==== Entries
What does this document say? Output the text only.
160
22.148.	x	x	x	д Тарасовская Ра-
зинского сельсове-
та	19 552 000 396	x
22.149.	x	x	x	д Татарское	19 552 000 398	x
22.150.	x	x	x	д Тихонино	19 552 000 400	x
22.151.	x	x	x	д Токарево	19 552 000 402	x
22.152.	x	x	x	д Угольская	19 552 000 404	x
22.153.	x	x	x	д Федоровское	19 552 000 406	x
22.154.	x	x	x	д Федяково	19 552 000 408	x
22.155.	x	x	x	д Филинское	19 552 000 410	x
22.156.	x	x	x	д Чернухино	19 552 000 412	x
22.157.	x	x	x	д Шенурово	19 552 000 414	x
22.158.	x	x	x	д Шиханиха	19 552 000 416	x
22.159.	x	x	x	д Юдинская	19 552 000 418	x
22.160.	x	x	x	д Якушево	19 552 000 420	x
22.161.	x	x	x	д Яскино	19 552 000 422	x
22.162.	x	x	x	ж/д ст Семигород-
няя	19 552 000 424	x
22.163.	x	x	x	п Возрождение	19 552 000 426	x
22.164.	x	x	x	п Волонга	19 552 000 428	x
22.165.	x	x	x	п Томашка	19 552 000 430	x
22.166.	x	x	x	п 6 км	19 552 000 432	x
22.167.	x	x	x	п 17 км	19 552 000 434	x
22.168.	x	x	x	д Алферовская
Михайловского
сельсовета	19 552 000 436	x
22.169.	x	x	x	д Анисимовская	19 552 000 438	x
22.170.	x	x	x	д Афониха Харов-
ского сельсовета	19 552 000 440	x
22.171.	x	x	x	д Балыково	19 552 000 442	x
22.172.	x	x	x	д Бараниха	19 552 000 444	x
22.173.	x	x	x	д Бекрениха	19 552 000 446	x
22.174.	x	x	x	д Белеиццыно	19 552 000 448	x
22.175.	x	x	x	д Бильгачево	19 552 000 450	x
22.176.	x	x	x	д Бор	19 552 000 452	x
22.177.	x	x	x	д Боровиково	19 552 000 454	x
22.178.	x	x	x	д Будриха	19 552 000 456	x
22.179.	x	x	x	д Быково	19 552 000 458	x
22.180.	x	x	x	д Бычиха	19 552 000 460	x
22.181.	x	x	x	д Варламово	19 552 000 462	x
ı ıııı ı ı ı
========
* Work to do: Work out how many lines above have the string "сельсовета" in them, and give only the number.

* Task response: 2